(Boxed element entries)
⟨

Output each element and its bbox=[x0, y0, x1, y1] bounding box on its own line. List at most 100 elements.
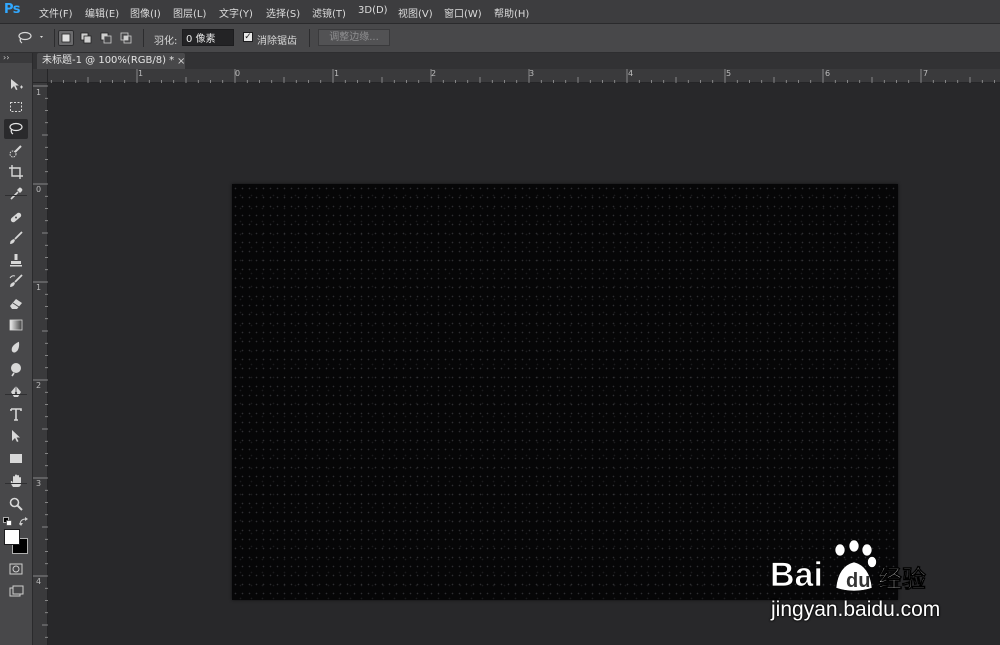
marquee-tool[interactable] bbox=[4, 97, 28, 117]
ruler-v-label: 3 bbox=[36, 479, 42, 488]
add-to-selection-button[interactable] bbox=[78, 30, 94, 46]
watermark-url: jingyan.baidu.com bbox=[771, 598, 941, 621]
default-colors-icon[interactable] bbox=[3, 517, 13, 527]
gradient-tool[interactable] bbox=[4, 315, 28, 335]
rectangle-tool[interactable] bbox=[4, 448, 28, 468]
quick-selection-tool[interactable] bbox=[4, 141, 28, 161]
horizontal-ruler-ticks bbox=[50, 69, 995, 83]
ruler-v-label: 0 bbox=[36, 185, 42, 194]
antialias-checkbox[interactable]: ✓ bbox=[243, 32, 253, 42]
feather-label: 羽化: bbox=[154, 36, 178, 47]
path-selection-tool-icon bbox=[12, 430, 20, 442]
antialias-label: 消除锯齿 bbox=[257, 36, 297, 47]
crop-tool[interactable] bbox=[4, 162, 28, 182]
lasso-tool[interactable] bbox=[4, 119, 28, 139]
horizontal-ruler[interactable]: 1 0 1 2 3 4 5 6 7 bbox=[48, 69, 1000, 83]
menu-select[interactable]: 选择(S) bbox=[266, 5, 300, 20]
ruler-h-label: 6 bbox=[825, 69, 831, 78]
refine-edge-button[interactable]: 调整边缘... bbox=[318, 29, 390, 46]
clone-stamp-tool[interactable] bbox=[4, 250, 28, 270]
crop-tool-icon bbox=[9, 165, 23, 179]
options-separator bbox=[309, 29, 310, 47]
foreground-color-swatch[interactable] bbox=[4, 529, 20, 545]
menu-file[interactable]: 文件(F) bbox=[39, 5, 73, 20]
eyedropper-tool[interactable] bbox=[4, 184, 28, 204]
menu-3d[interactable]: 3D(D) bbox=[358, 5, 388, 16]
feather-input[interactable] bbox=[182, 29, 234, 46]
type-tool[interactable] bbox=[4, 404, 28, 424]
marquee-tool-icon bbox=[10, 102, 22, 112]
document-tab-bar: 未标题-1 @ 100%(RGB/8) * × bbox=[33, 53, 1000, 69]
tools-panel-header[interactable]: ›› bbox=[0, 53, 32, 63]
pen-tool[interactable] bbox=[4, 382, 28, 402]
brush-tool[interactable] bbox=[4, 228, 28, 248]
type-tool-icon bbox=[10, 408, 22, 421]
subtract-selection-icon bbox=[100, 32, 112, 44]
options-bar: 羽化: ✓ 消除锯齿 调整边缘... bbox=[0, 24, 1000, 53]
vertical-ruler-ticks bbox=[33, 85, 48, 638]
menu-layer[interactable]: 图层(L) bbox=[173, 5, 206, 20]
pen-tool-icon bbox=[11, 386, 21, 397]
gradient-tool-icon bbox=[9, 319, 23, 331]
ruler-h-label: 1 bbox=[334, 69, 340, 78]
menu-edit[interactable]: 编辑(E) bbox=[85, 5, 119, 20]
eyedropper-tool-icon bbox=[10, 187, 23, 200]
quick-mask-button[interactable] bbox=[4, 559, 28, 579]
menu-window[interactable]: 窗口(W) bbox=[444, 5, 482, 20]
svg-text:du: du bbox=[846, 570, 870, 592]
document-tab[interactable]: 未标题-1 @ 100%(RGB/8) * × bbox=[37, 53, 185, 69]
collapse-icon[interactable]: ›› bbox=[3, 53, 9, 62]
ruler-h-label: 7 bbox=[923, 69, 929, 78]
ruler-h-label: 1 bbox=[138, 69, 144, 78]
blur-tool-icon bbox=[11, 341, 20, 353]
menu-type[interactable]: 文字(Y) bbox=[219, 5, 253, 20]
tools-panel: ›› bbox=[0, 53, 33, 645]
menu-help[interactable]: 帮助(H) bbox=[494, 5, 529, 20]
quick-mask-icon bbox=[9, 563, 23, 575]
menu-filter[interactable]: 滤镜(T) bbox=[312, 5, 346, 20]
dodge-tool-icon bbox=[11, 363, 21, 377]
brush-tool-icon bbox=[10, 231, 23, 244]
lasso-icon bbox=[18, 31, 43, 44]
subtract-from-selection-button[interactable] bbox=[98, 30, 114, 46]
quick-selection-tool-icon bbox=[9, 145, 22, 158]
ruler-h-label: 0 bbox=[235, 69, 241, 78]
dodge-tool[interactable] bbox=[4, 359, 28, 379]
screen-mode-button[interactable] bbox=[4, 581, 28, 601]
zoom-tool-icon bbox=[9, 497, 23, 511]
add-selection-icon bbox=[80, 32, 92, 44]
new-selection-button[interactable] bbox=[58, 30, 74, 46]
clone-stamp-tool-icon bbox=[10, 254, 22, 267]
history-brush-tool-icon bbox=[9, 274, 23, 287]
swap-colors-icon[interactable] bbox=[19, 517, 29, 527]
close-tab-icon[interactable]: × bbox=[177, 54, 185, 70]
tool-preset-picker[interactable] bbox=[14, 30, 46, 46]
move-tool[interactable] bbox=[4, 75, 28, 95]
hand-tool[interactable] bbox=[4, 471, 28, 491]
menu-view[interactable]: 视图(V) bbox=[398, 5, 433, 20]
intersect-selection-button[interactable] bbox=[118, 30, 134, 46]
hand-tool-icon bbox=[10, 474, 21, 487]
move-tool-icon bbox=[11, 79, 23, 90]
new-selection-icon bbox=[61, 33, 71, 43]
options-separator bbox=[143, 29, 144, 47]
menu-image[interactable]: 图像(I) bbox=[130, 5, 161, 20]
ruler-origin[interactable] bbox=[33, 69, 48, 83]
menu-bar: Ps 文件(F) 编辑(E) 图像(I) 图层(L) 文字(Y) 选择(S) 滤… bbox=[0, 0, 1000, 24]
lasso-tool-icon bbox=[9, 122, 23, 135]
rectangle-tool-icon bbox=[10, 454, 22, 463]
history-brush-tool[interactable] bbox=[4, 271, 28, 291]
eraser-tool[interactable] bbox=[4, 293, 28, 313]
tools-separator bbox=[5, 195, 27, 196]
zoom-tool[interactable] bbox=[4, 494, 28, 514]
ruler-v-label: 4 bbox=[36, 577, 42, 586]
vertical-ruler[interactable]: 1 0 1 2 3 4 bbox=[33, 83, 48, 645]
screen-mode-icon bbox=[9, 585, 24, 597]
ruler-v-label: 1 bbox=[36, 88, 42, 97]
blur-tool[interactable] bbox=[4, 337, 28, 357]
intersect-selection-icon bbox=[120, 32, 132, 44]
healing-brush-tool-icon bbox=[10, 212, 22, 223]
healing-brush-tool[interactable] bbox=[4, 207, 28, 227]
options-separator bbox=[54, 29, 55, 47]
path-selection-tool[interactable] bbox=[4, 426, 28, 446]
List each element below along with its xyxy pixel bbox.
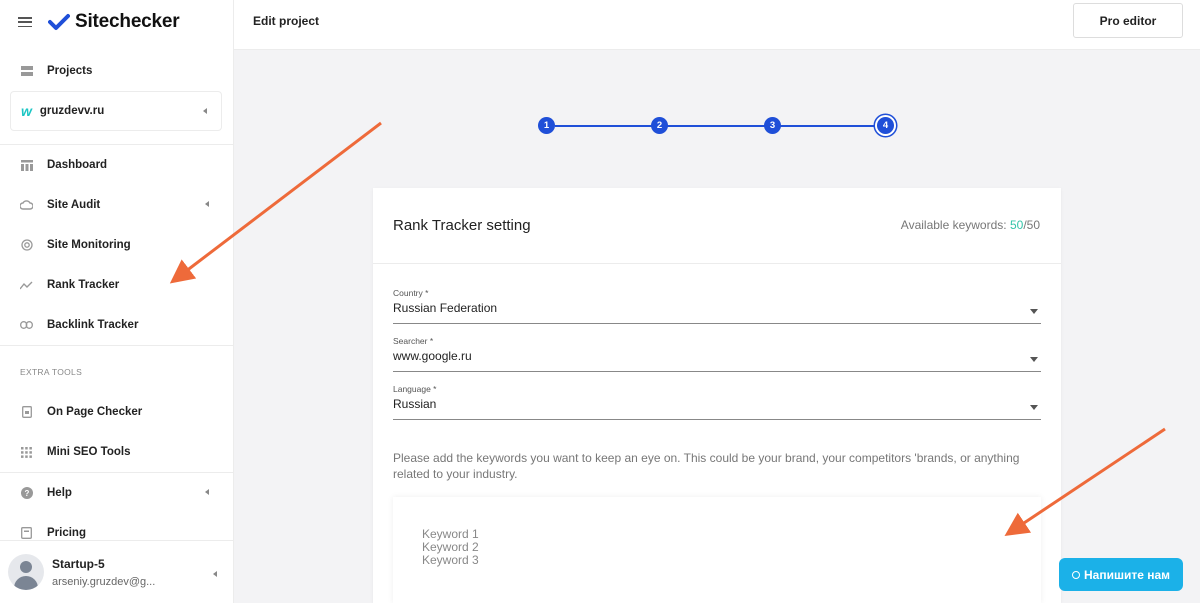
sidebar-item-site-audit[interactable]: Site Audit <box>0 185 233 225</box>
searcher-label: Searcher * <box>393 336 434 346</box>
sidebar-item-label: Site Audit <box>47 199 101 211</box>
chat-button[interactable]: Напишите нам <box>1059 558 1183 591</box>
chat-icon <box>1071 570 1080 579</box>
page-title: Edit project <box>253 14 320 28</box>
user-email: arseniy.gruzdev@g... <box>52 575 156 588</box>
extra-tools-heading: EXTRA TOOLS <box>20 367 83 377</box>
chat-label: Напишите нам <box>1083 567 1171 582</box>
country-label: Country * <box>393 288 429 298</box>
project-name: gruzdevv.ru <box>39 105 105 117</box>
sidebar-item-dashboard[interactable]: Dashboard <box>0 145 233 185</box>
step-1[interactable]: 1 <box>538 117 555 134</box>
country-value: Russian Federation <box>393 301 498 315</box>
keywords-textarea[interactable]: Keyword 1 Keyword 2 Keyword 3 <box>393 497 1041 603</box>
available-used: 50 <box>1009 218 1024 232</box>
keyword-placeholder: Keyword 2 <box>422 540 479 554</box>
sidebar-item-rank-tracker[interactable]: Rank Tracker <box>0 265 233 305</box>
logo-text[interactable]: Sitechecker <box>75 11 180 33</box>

⟩

Given problem:
Rename "Russian Federation" to "Russia" in the stretch from the line containing "sidebar-item-site-audit[interactable]: Site Audit" through the end of the records. Return only those lines, with nothing else changed.

Task solution:
sidebar-item-site-audit[interactable]: Site Audit <box>0 185 233 225</box>
searcher-label: Searcher * <box>393 336 434 346</box>
sidebar-item-label: Site Audit <box>47 199 101 211</box>
chat-button[interactable]: Напишите нам <box>1059 558 1183 591</box>
chat-icon <box>1071 570 1080 579</box>
page-title: Edit project <box>253 14 320 28</box>
user-email: arseniy.gruzdev@g... <box>52 575 156 588</box>
extra-tools-heading: EXTRA TOOLS <box>20 367 83 377</box>
chat-label: Напишите нам <box>1083 567 1171 582</box>
country-label: Country * <box>393 288 429 298</box>
project-name: gruzdevv.ru <box>39 105 105 117</box>
sidebar-item-dashboard[interactable]: Dashboard <box>0 145 233 185</box>
step-1[interactable]: 1 <box>538 117 555 134</box>
country-value: Russia <box>393 301 498 315</box>
keywords-textarea[interactable]: Keyword 1 Keyword 2 Keyword 3 <box>393 497 1041 603</box>
available-used: 50 <box>1009 218 1024 232</box>
keyword-placeholder: Keyword 2 <box>422 540 479 554</box>
sidebar-item-rank-tracker[interactable]: Rank Tracker <box>0 265 233 305</box>
logo-text[interactable]: Sitechecker <box>75 11 180 33</box>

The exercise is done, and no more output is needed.